ЗАДАНИЕ 1 =>
Воспроизведите дословно фрагмент исходного отрывка, начиная со слов «Состояние моих ног» и заканчивая словами «мокрые замерзающие ноги.».

ИСХОДНЫЙ ОТРЫВОК =>
Шрифт:
Интервал:
Закладка:
Инцидент с трибуналом, ко всеобщему удовлетворению, был исчерпан, только, разговаривая с мамой в камере, я как-то незаметно, отщипывая по ломтику, съел уфимскую буханку хлеба.
Состояние моих ног привело мою маму в ужас. Шнурки, которыми к подошвам были пришиты голенища моих валенок, давно сгнили. Гвозди, которыми каптерщик старался скрепить подошвы, вылезли, из двух открытых дырок, как из разинутых пастей, торчали мокрые, полусгнившие, дурно пахнущие портянки, внутри которых в застарелой грязи плавали мои мокрые замерзающие ноги.
Я систематически заглядывал в каптерку, но никакой подходящей замены найти не мог. А тут вдруг, узнав, что ко мне из Уфы приехала мать, прибежал каптерщик с парой новых американских военных ботинок, новыми портянками и новыми обмотками.
Никогда я себя так комфортно не чувствовал, но ведь опять возникло дикое различие: все училище в черных кирзовых сапогах, а я в высоких желтых ботинках и новых коричневых обмотках, и опять все внимание на мои не в ногу марширующие ноги – у всех левая нога вперед, а у меня правая. Пять нарядов вне очереди.
Неужели я когда-нибудь начну ходить как все?
Мама уехала в Уфу, а на следующий день, после подъема, командир взвода приказал всем курсантам надеть противогазы. Наступил день химподготовки.
Письмо Виктора, Магнитогорск, 21 января 1941 года
«Дорогая мама! Ты пишешь, что у Лени все плохо. Я ожидал, что это будет так. Вначале вообще тяжело, а в настоящее время и для Лени в особенности, однако имей в виду, что есть места гораздо хуже…»
Письмо 8 февраля 1942 года
«Благодаря недостаткам моей шинели меня гоняли по-пластунски. Это у нас практикуется после обеда. Так вот, эту шинель мне сегодня обменяли. Но, кроме того, сегодня нас разоружили. До сегодняшнего дня нас круглые сутки заставляли носить на себе противогазы и саперные лопаты (приятное сочетание)».
Письмо Виктора, Магнитогорск, 24 февраля 1942 года
«Дорогой Леня! Выпускные зачеты позади, окончились еще 14 февраля, и началась беспрерывная строевая подготовка по десять часов в день, ждем со дня на день приказа о выпуске, а когда он произойдет? Говорят, через 5… 10… 15 дней. Ты спрашиваешь, кем нас выпустят? В основном лейтенантами и младшими лейтенантами в зависимости от того, кто и в каких отношениях с командирами взводов.

ПРЕДОСТАВЛЕННЫЕ ЗАПИСИ =>

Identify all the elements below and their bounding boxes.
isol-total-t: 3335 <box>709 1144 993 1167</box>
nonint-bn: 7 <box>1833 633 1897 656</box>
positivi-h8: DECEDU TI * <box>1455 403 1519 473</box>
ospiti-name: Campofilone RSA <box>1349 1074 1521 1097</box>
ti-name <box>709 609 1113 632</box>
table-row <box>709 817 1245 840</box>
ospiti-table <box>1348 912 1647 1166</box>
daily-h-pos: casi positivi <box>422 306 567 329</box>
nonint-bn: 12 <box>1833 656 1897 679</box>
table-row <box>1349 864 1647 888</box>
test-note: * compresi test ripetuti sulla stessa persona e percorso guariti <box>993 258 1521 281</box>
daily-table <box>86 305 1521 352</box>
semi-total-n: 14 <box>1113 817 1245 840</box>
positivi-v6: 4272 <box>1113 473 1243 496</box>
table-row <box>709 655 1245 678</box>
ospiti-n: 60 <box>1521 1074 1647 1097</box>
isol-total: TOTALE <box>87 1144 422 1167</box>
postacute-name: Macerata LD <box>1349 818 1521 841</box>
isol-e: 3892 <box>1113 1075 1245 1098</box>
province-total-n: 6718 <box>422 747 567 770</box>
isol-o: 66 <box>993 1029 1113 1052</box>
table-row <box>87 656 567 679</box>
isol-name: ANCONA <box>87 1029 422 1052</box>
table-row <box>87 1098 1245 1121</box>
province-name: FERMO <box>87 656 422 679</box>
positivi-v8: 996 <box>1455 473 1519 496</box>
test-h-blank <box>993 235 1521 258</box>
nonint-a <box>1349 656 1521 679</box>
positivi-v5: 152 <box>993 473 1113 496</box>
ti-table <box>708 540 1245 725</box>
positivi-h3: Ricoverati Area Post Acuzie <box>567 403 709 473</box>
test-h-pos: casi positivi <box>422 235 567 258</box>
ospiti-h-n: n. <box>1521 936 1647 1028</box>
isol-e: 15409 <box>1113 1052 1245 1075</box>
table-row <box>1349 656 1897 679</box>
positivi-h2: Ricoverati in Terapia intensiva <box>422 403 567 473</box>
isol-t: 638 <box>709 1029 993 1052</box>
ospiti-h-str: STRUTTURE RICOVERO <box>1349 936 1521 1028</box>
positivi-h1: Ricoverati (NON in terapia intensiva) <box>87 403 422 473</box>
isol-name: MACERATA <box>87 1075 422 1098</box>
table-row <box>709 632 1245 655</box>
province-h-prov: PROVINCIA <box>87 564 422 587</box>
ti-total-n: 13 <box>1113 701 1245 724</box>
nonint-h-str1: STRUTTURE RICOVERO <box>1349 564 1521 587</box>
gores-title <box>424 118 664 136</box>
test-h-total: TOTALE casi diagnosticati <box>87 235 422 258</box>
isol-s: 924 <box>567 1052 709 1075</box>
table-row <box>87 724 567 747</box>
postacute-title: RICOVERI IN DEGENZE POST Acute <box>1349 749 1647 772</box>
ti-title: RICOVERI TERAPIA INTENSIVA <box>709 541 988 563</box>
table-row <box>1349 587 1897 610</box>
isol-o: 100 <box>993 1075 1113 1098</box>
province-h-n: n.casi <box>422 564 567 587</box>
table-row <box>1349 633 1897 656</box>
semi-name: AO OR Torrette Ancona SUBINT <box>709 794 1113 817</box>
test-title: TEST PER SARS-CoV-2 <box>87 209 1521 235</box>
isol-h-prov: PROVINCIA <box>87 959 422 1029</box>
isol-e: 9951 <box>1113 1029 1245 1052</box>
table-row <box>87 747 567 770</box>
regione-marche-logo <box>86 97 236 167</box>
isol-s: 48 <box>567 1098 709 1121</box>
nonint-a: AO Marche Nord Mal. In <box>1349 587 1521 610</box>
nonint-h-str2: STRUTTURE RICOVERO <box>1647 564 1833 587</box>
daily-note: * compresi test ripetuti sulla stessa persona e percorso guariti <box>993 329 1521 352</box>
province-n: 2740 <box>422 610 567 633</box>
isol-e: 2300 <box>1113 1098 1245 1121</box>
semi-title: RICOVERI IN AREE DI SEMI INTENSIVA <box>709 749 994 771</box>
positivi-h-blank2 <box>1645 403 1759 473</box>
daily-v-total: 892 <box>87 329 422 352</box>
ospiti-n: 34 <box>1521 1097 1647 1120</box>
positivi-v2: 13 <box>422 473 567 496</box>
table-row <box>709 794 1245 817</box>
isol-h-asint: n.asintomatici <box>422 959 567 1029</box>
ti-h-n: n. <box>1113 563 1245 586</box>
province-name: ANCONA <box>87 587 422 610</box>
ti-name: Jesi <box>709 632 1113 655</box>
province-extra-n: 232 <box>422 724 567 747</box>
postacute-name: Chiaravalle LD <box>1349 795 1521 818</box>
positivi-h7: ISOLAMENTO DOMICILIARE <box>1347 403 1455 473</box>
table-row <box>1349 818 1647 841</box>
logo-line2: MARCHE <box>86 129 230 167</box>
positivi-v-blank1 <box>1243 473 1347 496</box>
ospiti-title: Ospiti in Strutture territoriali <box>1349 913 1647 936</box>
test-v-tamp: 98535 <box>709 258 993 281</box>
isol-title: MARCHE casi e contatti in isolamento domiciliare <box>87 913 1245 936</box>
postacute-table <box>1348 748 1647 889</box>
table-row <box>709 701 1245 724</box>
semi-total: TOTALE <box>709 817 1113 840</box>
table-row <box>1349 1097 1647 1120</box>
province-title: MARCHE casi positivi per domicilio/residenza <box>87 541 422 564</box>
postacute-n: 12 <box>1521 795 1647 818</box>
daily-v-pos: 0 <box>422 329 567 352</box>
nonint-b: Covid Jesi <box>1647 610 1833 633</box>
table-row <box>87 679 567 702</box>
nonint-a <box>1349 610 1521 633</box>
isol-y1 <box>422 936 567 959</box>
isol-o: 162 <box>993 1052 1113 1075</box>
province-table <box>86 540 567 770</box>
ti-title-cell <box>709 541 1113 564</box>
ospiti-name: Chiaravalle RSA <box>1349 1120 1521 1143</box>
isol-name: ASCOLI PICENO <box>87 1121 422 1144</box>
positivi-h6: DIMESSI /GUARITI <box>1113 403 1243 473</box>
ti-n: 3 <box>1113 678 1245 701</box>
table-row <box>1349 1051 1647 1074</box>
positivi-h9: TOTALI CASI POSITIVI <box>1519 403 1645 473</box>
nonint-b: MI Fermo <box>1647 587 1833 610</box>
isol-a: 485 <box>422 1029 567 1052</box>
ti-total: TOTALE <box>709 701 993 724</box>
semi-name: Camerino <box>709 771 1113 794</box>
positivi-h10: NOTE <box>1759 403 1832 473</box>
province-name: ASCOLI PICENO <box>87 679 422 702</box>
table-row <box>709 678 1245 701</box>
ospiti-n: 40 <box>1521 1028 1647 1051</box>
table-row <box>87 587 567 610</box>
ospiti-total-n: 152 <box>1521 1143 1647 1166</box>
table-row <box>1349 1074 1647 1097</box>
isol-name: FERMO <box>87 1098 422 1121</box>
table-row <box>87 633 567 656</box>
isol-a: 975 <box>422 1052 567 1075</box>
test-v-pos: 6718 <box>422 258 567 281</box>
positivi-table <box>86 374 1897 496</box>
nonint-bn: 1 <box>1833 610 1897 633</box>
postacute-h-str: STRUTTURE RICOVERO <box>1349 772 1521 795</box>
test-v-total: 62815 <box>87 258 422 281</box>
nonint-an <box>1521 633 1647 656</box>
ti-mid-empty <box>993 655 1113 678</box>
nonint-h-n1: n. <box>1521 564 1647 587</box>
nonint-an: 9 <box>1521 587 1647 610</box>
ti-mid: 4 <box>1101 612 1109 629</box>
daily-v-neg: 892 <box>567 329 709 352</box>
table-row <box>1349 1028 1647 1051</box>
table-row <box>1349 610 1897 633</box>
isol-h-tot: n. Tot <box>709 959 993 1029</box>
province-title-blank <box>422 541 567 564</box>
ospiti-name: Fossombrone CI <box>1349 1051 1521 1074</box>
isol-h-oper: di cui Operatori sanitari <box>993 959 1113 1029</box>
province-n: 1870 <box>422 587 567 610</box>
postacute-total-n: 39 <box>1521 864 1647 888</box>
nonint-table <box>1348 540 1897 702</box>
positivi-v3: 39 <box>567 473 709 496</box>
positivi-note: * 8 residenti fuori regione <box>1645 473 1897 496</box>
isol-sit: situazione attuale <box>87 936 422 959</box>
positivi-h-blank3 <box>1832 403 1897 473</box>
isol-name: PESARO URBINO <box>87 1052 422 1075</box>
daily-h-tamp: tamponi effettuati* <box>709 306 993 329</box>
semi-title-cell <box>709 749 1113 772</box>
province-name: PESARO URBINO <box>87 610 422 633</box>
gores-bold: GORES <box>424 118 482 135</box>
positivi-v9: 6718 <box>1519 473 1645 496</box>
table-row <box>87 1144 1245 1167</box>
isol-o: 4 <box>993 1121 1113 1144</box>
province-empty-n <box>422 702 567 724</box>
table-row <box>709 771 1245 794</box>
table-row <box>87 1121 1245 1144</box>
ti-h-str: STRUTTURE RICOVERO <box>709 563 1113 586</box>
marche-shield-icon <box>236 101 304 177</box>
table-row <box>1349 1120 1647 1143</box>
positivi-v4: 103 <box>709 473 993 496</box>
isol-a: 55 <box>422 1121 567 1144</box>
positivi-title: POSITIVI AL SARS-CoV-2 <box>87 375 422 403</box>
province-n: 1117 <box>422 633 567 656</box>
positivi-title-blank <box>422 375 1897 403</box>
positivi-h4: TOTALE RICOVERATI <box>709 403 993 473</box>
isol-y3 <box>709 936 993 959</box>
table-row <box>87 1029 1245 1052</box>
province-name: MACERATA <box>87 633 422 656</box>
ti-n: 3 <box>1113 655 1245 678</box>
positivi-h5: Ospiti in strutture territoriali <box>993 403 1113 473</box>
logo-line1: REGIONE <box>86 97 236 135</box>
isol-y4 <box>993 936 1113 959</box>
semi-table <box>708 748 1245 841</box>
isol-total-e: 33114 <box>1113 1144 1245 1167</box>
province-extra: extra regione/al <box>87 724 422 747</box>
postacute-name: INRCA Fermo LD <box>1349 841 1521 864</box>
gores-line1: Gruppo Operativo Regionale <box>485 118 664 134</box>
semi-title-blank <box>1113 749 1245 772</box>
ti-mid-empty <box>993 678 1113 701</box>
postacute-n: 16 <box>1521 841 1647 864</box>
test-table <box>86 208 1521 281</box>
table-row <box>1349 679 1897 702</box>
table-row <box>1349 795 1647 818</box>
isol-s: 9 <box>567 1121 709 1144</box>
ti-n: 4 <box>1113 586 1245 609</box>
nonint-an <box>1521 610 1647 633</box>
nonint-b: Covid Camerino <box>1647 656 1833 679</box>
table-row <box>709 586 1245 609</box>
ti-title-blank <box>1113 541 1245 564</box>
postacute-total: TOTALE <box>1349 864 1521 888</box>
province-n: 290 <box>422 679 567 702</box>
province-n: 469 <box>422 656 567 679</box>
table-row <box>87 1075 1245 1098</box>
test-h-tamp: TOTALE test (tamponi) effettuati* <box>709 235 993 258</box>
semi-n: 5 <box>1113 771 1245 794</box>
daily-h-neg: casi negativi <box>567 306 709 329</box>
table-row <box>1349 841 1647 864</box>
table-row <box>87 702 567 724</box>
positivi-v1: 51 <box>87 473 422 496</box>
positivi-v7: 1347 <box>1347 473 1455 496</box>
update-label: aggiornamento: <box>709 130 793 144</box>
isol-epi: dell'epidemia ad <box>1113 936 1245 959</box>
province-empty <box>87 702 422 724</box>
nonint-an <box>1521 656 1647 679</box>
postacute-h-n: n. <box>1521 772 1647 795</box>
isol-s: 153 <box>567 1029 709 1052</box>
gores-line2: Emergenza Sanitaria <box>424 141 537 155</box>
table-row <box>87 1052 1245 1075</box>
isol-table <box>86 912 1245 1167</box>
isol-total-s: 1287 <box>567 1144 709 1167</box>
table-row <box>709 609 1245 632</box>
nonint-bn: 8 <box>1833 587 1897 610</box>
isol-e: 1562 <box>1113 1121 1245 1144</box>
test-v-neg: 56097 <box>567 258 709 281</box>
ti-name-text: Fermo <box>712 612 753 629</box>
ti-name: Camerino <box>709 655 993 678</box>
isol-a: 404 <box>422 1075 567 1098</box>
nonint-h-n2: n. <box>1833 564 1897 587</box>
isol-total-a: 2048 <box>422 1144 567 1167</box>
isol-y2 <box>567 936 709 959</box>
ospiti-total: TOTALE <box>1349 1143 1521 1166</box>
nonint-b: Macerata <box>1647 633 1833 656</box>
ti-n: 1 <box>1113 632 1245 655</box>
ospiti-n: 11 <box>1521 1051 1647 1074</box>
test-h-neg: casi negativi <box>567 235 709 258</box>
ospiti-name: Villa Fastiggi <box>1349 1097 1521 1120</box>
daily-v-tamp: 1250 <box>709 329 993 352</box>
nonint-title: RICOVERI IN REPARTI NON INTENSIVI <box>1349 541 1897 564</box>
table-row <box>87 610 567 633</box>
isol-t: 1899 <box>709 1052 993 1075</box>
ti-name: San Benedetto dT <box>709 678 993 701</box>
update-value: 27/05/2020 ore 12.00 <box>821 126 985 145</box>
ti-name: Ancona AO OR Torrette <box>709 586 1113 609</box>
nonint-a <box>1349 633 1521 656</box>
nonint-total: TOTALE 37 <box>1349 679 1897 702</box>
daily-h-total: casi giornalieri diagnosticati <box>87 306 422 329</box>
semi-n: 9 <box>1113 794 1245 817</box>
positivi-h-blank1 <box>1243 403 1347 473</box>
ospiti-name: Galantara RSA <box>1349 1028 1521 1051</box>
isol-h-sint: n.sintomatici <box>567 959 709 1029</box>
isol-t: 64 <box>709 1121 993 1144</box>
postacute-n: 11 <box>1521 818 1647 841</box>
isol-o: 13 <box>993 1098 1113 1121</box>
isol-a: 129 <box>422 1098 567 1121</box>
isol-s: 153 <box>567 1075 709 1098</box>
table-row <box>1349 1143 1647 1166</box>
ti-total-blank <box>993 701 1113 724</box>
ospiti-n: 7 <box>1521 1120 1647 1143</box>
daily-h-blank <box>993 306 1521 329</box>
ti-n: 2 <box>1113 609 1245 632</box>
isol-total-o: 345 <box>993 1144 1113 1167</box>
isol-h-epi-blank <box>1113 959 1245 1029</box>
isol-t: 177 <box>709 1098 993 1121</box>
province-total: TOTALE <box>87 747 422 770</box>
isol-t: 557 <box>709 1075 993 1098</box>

ЗАДАНИЕ 2 =>
Оформите в виде нумерованного списка строки записей, начиная с самой первой строки записей и заканчивая строкой, где есть «table-row <box>1349 864 1647 888</box>», включительно, без пустых строк.

РЕЗУЛЬТАТ ЗАДАНИЯ 1 =>
Состояние моих ног привело мою маму в ужас. Шнурки, которыми к подошвам были пришиты голенища моих валенок, давно сгнили. Гвозди, которыми каптерщик старался скрепить подошвы, вылезли, из двух открытых дырок, как из разинутых пастей, торчали мокрые, полусгнившие, дурно пахнущие портянки, внутри которых в застарелой грязи плавали мои мокрые замерзающие ноги.

РЕЗУЛЬТАТ ЗАДАНИЯ 2 =>
1. Identify all the elements below and their bounding boxes.
2. isol-total-t: 3335 <box>709 1144 993 1167</box>
3. nonint-bn: 7 <box>1833 633 1897 656</box>
4. positivi-h8: DECEDU TI * <box>1455 403 1519 473</box>
5. ospiti-name: Campofilone RSA <box>1349 1074 1521 1097</box>
6. ti-name <box>709 609 1113 632</box>
7. table-row <box>709 817 1245 840</box>
8. ospiti-table <box>1348 912 1647 1166</box>
9. daily-h-pos: casi positivi <box>422 306 567 329</box>
10. nonint-bn: 12 <box>1833 656 1897 679</box>
11. table-row <box>1349 864 1647 888</box>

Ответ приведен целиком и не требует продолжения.